MATERIAL PROVIDED →
** START **

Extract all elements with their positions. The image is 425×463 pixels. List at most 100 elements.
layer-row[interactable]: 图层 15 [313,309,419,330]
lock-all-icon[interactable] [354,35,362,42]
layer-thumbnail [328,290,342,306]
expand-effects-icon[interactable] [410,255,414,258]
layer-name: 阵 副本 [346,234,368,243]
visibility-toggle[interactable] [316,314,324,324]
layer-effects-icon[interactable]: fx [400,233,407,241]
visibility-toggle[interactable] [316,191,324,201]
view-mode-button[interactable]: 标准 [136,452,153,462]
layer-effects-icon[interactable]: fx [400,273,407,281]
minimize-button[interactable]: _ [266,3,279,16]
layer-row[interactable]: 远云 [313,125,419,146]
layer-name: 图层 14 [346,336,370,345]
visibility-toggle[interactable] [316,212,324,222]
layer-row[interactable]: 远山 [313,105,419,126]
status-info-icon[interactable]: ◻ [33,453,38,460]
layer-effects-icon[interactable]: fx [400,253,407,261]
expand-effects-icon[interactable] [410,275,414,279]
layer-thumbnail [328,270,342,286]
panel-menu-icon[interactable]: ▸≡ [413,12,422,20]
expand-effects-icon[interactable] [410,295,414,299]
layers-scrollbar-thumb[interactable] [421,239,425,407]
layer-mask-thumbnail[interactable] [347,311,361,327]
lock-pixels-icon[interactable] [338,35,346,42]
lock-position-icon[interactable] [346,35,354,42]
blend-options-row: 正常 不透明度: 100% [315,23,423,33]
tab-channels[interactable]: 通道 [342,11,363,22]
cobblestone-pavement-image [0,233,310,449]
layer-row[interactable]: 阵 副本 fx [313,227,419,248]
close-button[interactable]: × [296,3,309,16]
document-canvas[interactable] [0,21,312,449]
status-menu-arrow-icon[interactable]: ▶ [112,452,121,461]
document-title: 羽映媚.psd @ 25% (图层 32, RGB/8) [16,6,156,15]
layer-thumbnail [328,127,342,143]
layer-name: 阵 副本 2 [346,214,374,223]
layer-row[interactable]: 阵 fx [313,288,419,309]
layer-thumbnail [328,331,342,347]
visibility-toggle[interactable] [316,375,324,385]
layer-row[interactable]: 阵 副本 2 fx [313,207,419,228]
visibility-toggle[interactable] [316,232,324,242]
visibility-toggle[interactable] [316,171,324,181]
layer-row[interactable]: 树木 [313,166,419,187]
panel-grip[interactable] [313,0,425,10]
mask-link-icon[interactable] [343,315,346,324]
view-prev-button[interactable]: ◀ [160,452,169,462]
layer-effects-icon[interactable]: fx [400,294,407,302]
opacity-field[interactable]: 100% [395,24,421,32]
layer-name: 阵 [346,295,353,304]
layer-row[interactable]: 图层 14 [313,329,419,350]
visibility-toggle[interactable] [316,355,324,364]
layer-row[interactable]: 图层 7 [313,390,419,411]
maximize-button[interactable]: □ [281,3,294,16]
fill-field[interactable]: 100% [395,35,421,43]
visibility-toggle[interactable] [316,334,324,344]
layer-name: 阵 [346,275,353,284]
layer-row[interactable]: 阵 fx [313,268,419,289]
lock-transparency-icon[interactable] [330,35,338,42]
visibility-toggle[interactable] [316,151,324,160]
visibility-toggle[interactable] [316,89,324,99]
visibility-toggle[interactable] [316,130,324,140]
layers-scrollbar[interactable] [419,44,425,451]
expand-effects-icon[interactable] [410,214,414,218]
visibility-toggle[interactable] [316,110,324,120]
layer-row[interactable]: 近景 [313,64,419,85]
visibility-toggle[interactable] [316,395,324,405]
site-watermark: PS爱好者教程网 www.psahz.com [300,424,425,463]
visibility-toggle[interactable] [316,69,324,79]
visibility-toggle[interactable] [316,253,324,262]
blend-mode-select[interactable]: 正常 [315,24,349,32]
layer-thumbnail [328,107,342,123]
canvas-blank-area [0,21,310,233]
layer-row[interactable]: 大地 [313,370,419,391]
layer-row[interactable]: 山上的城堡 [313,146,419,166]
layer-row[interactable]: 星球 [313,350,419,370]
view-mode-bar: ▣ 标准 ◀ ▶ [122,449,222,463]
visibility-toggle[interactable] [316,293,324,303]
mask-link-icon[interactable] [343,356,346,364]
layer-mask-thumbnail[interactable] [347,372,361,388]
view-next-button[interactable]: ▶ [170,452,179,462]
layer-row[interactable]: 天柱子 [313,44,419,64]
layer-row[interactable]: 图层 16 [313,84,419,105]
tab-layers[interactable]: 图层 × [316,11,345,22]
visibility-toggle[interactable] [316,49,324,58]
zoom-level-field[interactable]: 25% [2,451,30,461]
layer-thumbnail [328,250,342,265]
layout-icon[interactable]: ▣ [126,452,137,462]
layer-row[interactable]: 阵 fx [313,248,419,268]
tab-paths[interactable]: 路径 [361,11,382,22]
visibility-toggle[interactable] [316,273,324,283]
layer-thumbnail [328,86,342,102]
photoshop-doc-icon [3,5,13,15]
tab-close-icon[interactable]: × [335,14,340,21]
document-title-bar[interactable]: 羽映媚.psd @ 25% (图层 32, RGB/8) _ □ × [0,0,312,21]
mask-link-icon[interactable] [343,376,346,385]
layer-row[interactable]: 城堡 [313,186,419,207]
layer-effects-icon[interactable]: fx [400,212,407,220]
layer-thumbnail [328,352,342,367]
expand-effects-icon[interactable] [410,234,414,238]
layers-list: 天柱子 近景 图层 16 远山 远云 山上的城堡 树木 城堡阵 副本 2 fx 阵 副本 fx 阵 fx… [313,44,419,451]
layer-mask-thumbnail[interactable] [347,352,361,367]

** END **

EXERCISE TASK → Copy all of the data above, line for line, without changing a single character.

CORRECT RESPONSE →
Extract all elements with their positions. The image is 425×463 pixels. List at most 100 elements.
layer-row[interactable]: 图层 15 [313,309,419,330]
lock-all-icon[interactable] [354,35,362,42]
layer-thumbnail [328,290,342,306]
expand-effects-icon[interactable] [410,255,414,258]
layer-name: 阵 副本 [346,234,368,243]
visibility-toggle[interactable] [316,314,324,324]
layer-effects-icon[interactable]: fx [400,233,407,241]
visibility-toggle[interactable] [316,191,324,201]
view-mode-button[interactable]: 标准 [136,452,153,462]
layer-effects-icon[interactable]: fx [400,273,407,281]
minimize-button[interactable]: _ [266,3,279,16]
layer-row[interactable]: 远云 [313,125,419,146]
layer-name: 图层 14 [346,336,370,345]
visibility-toggle[interactable] [316,212,324,222]
layer-row[interactable]: 远山 [313,105,419,126]
status-info-icon[interactable]: ◻ [33,453,38,460]
layer-effects-icon[interactable]: fx [400,253,407,261]
expand-effects-icon[interactable] [410,275,414,279]
layer-thumbnail [328,270,342,286]
panel-menu-icon[interactable]: ▸≡ [413,12,422,20]
expand-effects-icon[interactable] [410,295,414,299]
layers-scrollbar-thumb[interactable] [421,239,425,407]
layer-mask-thumbnail[interactable] [347,311,361,327]
lock-pixels-icon[interactable] [338,35,346,42]
lock-position-icon[interactable] [346,35,354,42]
blend-options-row: 正常 不透明度: 100% [315,23,423,33]
tab-channels[interactable]: 通道 [342,11,363,22]
cobblestone-pavement-image [0,233,310,449]
layer-row[interactable]: 阵 副本 fx [313,227,419,248]
close-button[interactable]: × [296,3,309,16]
document-canvas[interactable] [0,21,312,449]
status-menu-arrow-icon[interactable]: ▶ [112,452,121,461]
document-title: 羽映媚.psd @ 25% (图层 32, RGB/8) [16,6,156,15]
layer-thumbnail [328,127,342,143]
layer-name: 阵 副本 2 [346,214,374,223]
layer-row[interactable]: 阵 fx [313,288,419,309]
layer-thumbnail [328,331,342,347]
visibility-toggle[interactable] [316,375,324,385]
layer-row[interactable]: 阵 副本 2 fx [313,207,419,228]
visibility-toggle[interactable] [316,232,324,242]
visibility-toggle[interactable] [316,171,324,181]
layer-row[interactable]: 树木 [313,166,419,187]
panel-grip[interactable] [313,0,425,10]
mask-link-icon[interactable] [343,315,346,324]
view-prev-button[interactable]: ◀ [160,452,169,462]
layer-effects-icon[interactable]: fx [400,294,407,302]
opacity-field[interactable]: 100% [395,24,421,32]
layer-name: 阵 [346,295,353,304]
layer-row[interactable]: 图层 14 [313,329,419,350]
visibility-toggle[interactable] [316,355,324,364]
layer-row[interactable]: 图层 7 [313,390,419,411]
maximize-button[interactable]: □ [281,3,294,16]
fill-field[interactable]: 100% [395,35,421,43]
visibility-toggle[interactable] [316,334,324,344]
layer-name: 阵 [346,275,353,284]
layer-row[interactable]: 阵 fx [313,268,419,289]
lock-transparency-icon[interactable] [330,35,338,42]
visibility-toggle[interactable] [316,151,324,160]
visibility-toggle[interactable] [316,89,324,99]
visibility-toggle[interactable] [316,130,324,140]
layers-scrollbar[interactable] [419,44,425,451]
expand-effects-icon[interactable] [410,214,414,218]
visibility-toggle[interactable] [316,110,324,120]
layer-row[interactable]: 近景 [313,64,419,85]
visibility-toggle[interactable] [316,395,324,405]
site-watermark: PS爱好者教程网 www.psahz.com [300,424,425,463]
visibility-toggle[interactable] [316,69,324,79]
visibility-toggle[interactable] [316,253,324,262]
blend-mode-select[interactable]: 正常 [315,24,349,32]
layer-thumbnail [328,107,342,123]
canvas-blank-area [0,21,310,233]
layer-row[interactable]: 大地 [313,370,419,391]
layer-row[interactable]: 山上的城堡 [313,146,419,166]
layer-row[interactable]: 星球 [313,350,419,370]
view-mode-bar: ▣ 标准 ◀ ▶ [122,449,222,463]
visibility-toggle[interactable] [316,293,324,303]
mask-link-icon[interactable] [343,356,346,364]
layer-mask-thumbnail[interactable] [347,372,361,388]
view-next-button[interactable]: ▶ [170,452,179,462]
layer-row[interactable]: 天柱子 [313,44,419,64]
layer-row[interactable]: 图层 16 [313,84,419,105]
tab-layers[interactable]: 图层 × [316,11,345,22]
visibility-toggle[interactable] [316,49,324,58]
zoom-level-field[interactable]: 25% [2,451,30,461]
layer-thumbnail [328,250,342,265]
layout-icon[interactable]: ▣ [126,452,137,462]
layer-row[interactable]: 阵 fx [313,248,419,268]
tab-paths[interactable]: 路径 [361,11,382,22]
visibility-toggle[interactable] [316,273,324,283]
layer-thumbnail [328,86,342,102]
photoshop-doc-icon [3,5,13,15]
tab-close-icon[interactable]: × [335,14,340,21]
document-title-bar[interactable]: 羽映媚.psd @ 25% (图层 32, RGB/8) _ □ × [0,0,312,21]
mask-link-icon[interactable] [343,376,346,385]
layer-row[interactable]: 城堡 [313,186,419,207]
layer-effects-icon[interactable]: fx [400,212,407,220]
layer-thumbnail [328,352,342,367]
expand-effects-icon[interactable] [410,234,414,238]
layers-list: 天柱子 近景 图层 16 远山 远云 山上的城堡 树木 城堡阵 副本 2 fx 阵 副本 fx 阵 fx… [313,44,419,451]
layer-mask-thumbnail[interactable] [347,352,361,367]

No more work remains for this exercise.